### [Stated problem]
Report the number of lines in these entries that contain "structured". Write only the number.
┌─ Material supplied
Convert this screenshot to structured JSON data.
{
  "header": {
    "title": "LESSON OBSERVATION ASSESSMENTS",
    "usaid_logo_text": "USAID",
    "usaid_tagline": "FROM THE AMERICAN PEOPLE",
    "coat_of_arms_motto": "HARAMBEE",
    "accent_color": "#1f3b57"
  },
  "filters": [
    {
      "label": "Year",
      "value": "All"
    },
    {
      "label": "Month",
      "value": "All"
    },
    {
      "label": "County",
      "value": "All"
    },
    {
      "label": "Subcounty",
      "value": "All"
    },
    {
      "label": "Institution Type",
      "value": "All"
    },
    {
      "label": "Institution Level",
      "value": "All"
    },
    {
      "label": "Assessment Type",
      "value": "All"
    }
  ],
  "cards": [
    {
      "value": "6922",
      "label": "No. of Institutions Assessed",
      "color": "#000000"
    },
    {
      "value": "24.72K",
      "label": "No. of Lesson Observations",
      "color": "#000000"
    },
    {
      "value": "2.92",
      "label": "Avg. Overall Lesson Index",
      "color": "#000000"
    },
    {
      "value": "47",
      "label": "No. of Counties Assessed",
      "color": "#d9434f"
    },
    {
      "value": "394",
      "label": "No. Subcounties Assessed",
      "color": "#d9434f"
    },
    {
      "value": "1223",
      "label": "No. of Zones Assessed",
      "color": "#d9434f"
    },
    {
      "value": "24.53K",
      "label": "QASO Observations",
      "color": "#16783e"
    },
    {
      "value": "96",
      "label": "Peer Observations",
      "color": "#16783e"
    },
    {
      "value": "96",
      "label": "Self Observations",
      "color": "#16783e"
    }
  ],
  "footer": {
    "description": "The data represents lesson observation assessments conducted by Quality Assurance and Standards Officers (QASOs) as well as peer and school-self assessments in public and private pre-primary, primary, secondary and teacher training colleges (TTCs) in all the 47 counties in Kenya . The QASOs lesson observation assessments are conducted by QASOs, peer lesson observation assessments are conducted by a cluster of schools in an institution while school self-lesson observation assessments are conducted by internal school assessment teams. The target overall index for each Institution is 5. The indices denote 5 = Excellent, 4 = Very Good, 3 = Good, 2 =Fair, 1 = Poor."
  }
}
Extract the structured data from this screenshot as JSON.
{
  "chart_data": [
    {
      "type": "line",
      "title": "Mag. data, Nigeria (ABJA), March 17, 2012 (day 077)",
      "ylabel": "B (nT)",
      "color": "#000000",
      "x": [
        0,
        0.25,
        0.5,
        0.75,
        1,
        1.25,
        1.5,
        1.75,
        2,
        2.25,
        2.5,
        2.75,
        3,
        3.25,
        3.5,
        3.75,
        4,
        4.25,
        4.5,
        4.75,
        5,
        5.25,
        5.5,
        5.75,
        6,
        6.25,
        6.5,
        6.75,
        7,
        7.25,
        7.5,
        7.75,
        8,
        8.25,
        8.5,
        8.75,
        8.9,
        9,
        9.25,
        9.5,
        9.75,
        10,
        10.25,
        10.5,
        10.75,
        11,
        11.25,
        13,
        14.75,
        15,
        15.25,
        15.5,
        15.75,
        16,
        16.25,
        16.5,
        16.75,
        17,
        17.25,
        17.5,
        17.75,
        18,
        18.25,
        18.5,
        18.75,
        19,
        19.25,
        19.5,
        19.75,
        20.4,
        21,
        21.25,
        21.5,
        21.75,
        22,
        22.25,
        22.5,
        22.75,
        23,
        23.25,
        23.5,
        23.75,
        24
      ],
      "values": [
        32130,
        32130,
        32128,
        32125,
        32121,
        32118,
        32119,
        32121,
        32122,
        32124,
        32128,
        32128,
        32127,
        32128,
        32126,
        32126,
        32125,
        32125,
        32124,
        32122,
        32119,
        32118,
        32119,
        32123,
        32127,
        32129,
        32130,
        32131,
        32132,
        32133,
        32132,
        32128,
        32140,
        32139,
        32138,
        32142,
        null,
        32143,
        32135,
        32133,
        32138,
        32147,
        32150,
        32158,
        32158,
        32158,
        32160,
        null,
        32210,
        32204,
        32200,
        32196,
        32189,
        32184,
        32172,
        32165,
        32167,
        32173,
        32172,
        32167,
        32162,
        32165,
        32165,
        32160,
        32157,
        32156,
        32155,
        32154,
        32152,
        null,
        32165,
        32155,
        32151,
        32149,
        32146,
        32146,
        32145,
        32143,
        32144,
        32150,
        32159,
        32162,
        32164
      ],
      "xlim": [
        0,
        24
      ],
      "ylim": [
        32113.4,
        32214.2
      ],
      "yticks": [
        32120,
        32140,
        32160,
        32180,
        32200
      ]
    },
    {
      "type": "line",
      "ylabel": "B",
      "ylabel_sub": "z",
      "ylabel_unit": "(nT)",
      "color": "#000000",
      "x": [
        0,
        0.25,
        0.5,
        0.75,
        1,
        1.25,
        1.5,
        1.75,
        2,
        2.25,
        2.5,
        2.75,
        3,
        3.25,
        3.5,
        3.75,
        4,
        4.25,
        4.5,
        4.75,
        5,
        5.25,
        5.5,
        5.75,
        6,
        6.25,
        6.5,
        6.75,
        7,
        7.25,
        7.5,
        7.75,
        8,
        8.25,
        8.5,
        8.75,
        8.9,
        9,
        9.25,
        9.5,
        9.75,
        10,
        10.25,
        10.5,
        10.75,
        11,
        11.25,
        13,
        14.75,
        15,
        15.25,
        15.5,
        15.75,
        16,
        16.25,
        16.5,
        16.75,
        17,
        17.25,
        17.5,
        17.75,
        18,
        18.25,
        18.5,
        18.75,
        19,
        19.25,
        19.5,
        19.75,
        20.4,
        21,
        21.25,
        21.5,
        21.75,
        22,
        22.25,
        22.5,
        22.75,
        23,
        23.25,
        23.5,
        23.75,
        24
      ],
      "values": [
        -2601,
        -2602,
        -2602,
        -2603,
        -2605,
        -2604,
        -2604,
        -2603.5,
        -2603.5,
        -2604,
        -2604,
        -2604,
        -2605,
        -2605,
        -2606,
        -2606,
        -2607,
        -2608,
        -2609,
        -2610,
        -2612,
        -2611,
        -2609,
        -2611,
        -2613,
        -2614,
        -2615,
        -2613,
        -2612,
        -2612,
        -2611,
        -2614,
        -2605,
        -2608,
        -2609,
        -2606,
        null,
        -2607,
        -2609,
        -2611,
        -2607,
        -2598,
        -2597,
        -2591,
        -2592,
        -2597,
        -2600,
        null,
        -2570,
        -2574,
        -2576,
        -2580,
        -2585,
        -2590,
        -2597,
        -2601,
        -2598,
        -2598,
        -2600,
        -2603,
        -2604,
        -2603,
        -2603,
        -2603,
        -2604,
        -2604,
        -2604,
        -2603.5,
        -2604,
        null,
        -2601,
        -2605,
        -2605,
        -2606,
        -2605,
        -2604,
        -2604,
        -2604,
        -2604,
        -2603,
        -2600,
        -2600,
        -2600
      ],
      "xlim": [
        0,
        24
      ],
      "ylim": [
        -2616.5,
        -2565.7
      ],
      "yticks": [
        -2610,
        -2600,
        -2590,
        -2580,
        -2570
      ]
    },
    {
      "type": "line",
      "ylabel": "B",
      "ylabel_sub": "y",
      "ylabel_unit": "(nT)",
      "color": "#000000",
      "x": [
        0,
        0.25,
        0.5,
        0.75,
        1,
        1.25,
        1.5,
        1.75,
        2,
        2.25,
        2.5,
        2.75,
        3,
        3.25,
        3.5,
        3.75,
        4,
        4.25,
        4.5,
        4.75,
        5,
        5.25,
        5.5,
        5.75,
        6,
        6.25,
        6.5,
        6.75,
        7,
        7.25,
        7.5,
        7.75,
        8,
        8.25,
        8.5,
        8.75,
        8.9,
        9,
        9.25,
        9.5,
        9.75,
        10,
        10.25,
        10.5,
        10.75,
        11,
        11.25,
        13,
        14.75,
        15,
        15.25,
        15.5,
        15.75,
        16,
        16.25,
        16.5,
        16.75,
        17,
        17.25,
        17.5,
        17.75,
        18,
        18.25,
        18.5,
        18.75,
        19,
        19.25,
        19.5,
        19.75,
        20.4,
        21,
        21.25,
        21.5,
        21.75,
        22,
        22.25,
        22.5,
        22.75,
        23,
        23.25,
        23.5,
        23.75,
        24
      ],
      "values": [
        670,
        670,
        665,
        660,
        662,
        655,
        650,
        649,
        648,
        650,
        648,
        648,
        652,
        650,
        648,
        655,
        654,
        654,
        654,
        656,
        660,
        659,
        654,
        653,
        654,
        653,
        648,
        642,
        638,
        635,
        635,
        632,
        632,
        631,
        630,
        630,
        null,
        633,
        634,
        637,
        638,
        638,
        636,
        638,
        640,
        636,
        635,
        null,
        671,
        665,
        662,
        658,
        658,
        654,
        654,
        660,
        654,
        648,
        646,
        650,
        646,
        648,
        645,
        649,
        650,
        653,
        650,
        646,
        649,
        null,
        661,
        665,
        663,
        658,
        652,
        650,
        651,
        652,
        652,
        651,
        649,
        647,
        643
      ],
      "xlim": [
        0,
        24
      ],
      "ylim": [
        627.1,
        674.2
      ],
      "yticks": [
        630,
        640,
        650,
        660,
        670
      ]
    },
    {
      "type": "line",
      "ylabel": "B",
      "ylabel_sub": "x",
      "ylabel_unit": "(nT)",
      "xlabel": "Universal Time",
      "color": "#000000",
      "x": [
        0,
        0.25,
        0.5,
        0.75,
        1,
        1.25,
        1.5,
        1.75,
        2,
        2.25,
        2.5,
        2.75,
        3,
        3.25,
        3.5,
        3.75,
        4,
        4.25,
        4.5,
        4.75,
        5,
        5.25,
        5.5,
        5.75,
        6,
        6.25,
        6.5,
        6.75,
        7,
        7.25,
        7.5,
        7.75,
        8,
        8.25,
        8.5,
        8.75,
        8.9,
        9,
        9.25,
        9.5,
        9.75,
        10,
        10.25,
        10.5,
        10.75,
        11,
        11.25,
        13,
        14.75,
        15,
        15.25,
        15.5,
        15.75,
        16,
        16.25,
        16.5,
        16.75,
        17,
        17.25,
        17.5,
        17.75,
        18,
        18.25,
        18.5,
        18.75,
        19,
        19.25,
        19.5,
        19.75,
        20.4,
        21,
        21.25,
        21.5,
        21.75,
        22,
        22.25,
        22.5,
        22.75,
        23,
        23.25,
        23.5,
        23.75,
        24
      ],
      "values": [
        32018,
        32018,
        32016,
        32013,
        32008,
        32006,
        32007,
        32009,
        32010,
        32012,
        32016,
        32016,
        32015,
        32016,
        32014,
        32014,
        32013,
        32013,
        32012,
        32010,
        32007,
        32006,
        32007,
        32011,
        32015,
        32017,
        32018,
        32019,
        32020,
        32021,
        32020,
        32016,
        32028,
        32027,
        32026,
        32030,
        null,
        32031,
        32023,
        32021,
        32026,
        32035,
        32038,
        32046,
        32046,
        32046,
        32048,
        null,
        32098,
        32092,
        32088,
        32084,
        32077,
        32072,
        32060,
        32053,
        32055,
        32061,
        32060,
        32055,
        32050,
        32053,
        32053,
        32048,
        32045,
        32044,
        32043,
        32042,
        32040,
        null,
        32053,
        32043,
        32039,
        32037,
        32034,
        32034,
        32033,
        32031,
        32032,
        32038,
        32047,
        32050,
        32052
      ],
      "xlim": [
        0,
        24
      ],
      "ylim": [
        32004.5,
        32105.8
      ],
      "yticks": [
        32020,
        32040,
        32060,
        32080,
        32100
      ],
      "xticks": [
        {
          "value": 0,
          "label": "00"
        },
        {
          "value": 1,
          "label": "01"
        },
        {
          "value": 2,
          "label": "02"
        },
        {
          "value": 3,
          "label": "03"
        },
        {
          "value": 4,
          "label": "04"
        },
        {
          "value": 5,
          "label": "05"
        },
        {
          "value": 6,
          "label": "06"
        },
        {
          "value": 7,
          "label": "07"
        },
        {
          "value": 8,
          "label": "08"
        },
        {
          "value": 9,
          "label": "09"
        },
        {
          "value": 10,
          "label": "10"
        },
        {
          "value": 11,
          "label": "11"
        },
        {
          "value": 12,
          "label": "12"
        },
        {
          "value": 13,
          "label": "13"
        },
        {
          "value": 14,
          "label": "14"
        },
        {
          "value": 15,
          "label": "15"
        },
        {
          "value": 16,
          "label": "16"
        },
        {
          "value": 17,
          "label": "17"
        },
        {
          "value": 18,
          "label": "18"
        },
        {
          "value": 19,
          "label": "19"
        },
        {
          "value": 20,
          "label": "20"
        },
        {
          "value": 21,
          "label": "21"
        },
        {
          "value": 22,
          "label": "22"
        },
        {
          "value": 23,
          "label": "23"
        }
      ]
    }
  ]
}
└─
### [Expected answer]
2